* [What you will do]: Could you transcribe every record below exactly as written, leaving out any pictures?

* [Supplied material]:

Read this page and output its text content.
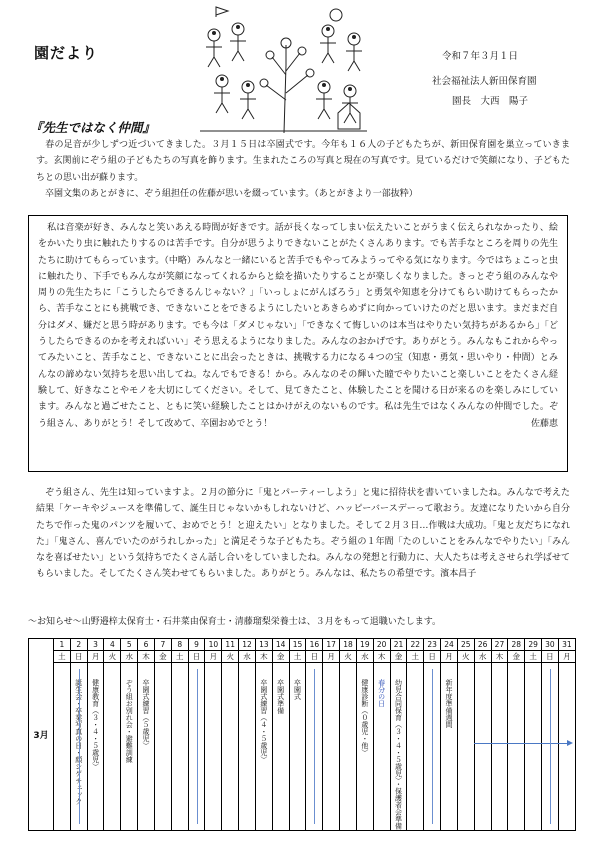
園だより	令和７年３月１日
社会福祉法人新田保育園
園長　大西　陽子
『先生ではなく仲間』
　春の足音が少しずつ近づいてきました。３月１５日は卒園式です。今年も１６人の子どもたちが、新田保育園を巣立っていきます。玄関前にぞう組の子どもたちの写真を飾ります。生まれたころの写真と現在の写真です。見ているだけで笑顔になり、子どもたちとの思い出が蘇ります。
　卒園文集のあとがきに、ぞう組担任の佐藤が思いを綴っています。（あとがきより一部抜粋）
　私は音楽が好き、みんなと笑いあえる時間が好きです。話が長くなってしまい伝えたいことがうまく伝えられなかったり、絵をかいたり虫に触れたりするのは苦手です。自分が思うよりできないことがたくさんあります。でも苦手なところを周りの先生たちに助けてもらっています。（中略）みんなと一緒にいると苦手でもやってみようってやる気になります。今ではちょこっと虫に触れたり、下手でもみんなが笑顔になってくれるからと絵を描いたりすることが楽しくなりました。きっとぞう組のみんなや周りの先生たちに「こうしたらできるんじゃない？」「いっしょにがんばろう」と勇気や知恵を分けてもらい助けてもらったから、苦手なことにも挑戦でき、できないことをできるようにしたいとあきらめずに向かっていけたのだと思います。まだまだ自分はダメ、嫌だと思う時があります。でも今は「ダメじゃない」「できなくて悔しいのは本当はやりたい気持ちがあるから」「どうしたらできるのかを考えればいい」そう思えるようになりました。みんなのおかげです。ありがとう。みんなもこれからやってみたいこと、苦手なこと、できないことに出会ったときは、挑戦する力になる４つの宝（知恵・勇気・思いやり・仲間）とみんなの諦めない気持ちを思い出してね。なんでもできる！から。みんなのその輝いた瞳でやりたいこと楽しいことをたくさん経験して、好きなことやモノを大切にしてください。そして、見てきたこと、体験したことを聞ける日が来るのを楽しみにしています。みんなと過ごせたこと、ともに笑い経験したことはかけがえのないものです。私は先生ではなくみんなの仲間でした。ぞう組さん、ありがとう！そして改めて、卒園おめでとう！	佐藤恵
　ぞう組さん、先生は知っていますよ。２月の節分に「鬼とパーティーしよう」と鬼に招待状を書いていましたね。みんなで考えた結果「ケーキやジュースを準備して、誕生日じゃないかもしれないけど、ハッピーバースデーって歌おう。友達になりたいから自分たちで作った鬼のパンツを履いて、おめでとう！と迎えたい」となりました。そして２月３日…作戦は大成功。「鬼と友だちになれた」「鬼さん、喜んでいたのがうれしかった」と満足そうな子どもたち。ぞう組の１年間「たのしいことをみんなでやりたい」「みんなを喜ばせたい」という気持ちでたくさん話し合いをしていましたね。みんなの発想と行動力に、大人たちは考えさせられ学ばせてもらいました。そしてたくさん笑わせてもらいました。ありがとう。みんなは、私たちの希望です。濱本昌子
～お知らせ～山野邉梓太保育士・石井菜由保育士・清藤瑠梨栄養士は、３月をもって退職いたします。
3月	1	2	3	4	5	6	7	8	9	10	11	12	13	14	15	16	17	18	19	20	21	22	23	24	25	26	27	28	29	30	31
	土	日	月	火	水	木	金	土	日	月	火	水	木	金	土	日	月	火	水	木	金	土	日	月	火	水	木	金	土	日	月

		誕生会・卒業写真の日・顔シゲチェック	健康教育（３・４・５歳児）		ぞう組お別れ会・避難訓練	卒園式練習（５歳児）							卒園式練習（４・５歳児）	卒園式準備	卒園式				健康診断（０歳児・他）	春分の日	幼児合同保育（３・４・５歳児）・保護者会準備			新年度準備週間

* [Solution to the problem]:
Read this page and output its text content.
園だより	令和７年３月１日
社会福祉法人新田保育園
園長　大西　陽子
『先生ではなく仲間』
　春の足音が少しずつ近づいてきました。３月１５日は卒園式です。今年も１６人の子どもたちが、新田保育園を巣立っていきます。玄関前にぞう組の子どもたちの写真を飾ります。生まれたころの写真と現在の写真です。見ているだけで笑顔になり、子どもたちとの思い出が蘇ります。
　卒園文集のあとがきに、ぞう組担任の佐藤が思いを綴っています。（あとがきより一部抜粋）
　私は音楽が好き、みんなと笑いあえる時間が好きです。話が長くなってしまい伝えたいことがうまく伝えられなかったり、絵をかいたり虫に触れたりするのは苦手です。自分が思うよりできないことがたくさんあります。でも苦手なところを周りの先生たちに助けてもらっています。（中略）みんなと一緒にいると苦手でもやってみようってやる気になります。今ではちょこっと虫に触れたり、下手でもみんなが笑顔になってくれるからと絵を描いたりすることが楽しくなりました。きっとぞう組のみんなや周りの先生たちに「こうしたらできるんじゃない？」「いっしょにがんばろう」と勇気や知恵を分けてもらい助けてもらったから、苦手なことにも挑戦でき、できないことをできるようにしたいとあきらめずに向かっていけたのだと思います。まだまだ自分はダメ、嫌だと思う時があります。でも今は「ダメじゃない」「できなくて悔しいのは本当はやりたい気持ちがあるから」「どうしたらできるのかを考えればいい」そう思えるようになりました。みんなのおかげです。ありがとう。みんなもこれからやってみたいこと、苦手なこと、できないことに出会ったときは、挑戦する力になる４つの宝（知恵・勇気・思いやり・仲間）とみんなの諦めない気持ちを思い出してね。なんでもできる！から。みんなのその輝いた瞳でやりたいこと楽しいことをたくさん経験して、好きなことやモノを大切にしてください。そして、見てきたこと、体験したことを聞ける日が来るのを楽しみにしています。みんなと過ごせたこと、ともに笑い経験したことはかけがえのないものです。私は先生ではなくみんなの仲間でした。ぞう組さん、ありがとう！そして改めて、卒園おめでとう！	佐藤恵
　ぞう組さん、先生は知っていますよ。２月の節分に「鬼とパーティーしよう」と鬼に招待状を書いていましたね。みんなで考えた結果「ケーキやジュースを準備して、誕生日じゃないかもしれないけど、ハッピーバースデーって歌おう。友達になりたいから自分たちで作った鬼のパンツを履いて、おめでとう！と迎えたい」となりました。そして２月３日…作戦は大成功。「鬼と友だちになれた」「鬼さん、喜んでいたのがうれしかった」と満足そうな子どもたち。ぞう組の１年間「たのしいことをみんなでやりたい」「みんなを喜ばせたい」という気持ちでたくさん話し合いをしていましたね。みんなの発想と行動力に、大人たちは考えさせられ学ばせてもらいました。そしてたくさん笑わせてもらいました。ありがとう。みんなは、私たちの希望です。濱本昌子
～お知らせ～山野邉梓太保育士・石井菜由保育士・清藤瑠梨栄養士は、３月をもって退職いたします。
3月	1	2	3	4	5	6	7	8	9	10	11	12	13	14	15	16	17	18	19	20	21	22	23	24	25	26	27	28	29	30	31
	土	日	月	火	水	木	金	土	日	月	火	水	木	金	土	日	月	火	水	木	金	土	日	月	火	水	木	金	土	日	月

		誕生会・卒業写真の日・顔シゲチェック	健康教育（３・４・５歳児）		ぞう組お別れ会・避難訓練	卒園式練習（５歳児）							卒園式練習（４・５歳児）	卒園式準備	卒園式				健康診断（０歳児・他）	春分の日	幼児合同保育（３・４・５歳児）・保護者会準備			新年度準備週間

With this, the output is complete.